(Exercise requirements) Provide nothing beyond the count of lines that include the string "JSON".

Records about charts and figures
——

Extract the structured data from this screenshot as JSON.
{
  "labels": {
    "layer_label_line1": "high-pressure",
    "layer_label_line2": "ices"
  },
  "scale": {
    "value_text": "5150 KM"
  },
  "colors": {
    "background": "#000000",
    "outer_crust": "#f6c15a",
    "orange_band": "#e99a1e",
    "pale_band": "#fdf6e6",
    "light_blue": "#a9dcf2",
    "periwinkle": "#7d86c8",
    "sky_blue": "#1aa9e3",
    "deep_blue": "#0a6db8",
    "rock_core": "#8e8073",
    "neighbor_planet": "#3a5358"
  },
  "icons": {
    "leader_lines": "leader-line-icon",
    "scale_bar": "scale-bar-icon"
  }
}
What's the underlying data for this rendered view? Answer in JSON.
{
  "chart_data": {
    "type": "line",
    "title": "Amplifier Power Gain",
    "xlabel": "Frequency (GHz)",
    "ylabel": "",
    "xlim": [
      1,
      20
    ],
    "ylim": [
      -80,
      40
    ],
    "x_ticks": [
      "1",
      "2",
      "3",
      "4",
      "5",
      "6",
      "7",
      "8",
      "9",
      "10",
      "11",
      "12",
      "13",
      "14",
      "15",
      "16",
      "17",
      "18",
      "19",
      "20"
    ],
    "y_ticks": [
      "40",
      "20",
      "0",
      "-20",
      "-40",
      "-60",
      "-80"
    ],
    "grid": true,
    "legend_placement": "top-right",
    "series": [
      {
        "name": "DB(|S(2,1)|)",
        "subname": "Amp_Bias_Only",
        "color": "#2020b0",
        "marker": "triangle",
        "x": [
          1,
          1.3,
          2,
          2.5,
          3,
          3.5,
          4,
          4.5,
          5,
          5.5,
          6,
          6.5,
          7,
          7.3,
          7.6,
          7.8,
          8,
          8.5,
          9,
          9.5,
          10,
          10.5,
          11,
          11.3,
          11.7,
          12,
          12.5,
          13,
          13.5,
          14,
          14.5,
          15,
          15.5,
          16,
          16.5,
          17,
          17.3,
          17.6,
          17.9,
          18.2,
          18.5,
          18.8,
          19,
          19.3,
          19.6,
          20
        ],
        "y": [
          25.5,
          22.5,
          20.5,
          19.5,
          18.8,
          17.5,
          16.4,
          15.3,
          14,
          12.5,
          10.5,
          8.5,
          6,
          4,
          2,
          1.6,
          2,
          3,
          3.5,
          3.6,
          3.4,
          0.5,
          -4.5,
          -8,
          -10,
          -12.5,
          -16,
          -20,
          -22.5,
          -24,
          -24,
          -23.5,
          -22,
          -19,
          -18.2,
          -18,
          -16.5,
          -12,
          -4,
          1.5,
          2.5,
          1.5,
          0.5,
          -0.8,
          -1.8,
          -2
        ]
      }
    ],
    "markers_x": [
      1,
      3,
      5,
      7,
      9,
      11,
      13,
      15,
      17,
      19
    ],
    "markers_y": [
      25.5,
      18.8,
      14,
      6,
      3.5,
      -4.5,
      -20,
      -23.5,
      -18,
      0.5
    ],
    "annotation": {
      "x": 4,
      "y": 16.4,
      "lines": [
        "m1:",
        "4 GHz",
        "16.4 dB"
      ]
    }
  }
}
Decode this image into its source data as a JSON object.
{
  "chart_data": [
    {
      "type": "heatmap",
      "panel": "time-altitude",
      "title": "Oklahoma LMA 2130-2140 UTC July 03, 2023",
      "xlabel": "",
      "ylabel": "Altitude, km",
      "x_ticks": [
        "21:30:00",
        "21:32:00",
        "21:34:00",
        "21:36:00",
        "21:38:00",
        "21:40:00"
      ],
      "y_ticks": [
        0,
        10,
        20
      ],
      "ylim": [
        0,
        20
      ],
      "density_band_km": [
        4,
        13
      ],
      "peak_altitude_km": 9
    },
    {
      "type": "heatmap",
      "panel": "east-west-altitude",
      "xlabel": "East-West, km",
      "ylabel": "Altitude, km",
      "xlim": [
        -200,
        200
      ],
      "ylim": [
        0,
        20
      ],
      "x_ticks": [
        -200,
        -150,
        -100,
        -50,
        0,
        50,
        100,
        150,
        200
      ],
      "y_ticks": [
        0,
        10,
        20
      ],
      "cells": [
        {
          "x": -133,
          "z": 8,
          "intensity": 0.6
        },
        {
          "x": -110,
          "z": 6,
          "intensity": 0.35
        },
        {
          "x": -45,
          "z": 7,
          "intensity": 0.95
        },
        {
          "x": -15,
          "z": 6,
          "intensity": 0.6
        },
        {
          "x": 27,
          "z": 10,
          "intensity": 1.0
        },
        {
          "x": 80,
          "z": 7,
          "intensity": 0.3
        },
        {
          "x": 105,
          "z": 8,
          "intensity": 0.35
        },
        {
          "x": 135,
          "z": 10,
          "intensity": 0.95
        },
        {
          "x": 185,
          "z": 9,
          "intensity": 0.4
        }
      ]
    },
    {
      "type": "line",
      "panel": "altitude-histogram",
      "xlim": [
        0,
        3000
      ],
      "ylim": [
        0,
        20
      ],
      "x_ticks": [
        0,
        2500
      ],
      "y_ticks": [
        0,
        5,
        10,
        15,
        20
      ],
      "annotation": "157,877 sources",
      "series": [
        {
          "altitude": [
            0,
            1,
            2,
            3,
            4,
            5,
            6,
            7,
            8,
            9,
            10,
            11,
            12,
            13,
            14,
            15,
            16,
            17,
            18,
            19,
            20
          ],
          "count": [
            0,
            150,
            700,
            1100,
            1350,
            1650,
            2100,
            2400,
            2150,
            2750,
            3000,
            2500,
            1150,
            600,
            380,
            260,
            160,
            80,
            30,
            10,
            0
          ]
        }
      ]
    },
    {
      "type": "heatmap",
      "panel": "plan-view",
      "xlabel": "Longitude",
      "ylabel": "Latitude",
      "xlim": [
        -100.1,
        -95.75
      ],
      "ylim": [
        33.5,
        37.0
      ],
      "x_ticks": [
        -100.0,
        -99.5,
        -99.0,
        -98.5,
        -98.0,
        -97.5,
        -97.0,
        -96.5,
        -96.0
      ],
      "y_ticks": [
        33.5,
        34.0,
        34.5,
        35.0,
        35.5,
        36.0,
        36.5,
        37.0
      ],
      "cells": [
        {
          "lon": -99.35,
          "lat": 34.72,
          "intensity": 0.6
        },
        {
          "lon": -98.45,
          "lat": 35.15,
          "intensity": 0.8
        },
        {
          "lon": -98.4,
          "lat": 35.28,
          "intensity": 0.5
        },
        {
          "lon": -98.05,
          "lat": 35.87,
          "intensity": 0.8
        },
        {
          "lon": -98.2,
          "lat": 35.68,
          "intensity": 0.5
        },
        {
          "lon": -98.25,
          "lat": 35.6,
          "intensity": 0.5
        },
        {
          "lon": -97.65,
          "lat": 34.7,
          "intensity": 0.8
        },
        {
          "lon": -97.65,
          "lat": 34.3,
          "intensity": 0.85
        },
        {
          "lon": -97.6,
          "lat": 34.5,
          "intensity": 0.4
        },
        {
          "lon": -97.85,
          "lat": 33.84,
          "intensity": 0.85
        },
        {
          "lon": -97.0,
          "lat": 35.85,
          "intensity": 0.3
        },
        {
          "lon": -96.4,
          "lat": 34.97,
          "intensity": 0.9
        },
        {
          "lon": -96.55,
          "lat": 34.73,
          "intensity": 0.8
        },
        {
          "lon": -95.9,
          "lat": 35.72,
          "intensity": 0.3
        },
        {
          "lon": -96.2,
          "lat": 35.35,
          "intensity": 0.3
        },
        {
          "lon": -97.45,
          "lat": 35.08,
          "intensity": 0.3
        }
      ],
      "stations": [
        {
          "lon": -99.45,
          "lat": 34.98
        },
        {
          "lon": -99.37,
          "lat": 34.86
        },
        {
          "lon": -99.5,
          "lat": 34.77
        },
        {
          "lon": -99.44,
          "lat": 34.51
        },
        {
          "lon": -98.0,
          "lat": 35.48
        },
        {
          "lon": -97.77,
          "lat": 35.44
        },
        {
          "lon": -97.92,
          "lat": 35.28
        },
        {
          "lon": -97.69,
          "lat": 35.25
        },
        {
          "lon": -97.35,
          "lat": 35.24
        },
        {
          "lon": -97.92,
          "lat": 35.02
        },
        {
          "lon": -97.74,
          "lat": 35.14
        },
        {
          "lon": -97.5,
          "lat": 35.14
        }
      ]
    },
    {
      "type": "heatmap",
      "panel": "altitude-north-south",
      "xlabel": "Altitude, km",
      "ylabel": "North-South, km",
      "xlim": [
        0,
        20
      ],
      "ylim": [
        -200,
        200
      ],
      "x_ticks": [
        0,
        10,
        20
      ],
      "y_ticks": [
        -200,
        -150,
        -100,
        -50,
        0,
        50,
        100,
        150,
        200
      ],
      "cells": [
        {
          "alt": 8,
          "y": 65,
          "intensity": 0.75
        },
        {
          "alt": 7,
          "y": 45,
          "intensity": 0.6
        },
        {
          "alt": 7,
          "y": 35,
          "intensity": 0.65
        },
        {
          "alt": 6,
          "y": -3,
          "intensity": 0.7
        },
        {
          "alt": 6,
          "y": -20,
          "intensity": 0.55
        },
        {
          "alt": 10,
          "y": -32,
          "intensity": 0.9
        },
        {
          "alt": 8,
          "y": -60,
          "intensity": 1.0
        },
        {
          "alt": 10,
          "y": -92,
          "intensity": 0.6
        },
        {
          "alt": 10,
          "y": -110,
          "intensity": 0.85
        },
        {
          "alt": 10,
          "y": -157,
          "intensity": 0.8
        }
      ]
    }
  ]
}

——

(Final result) 3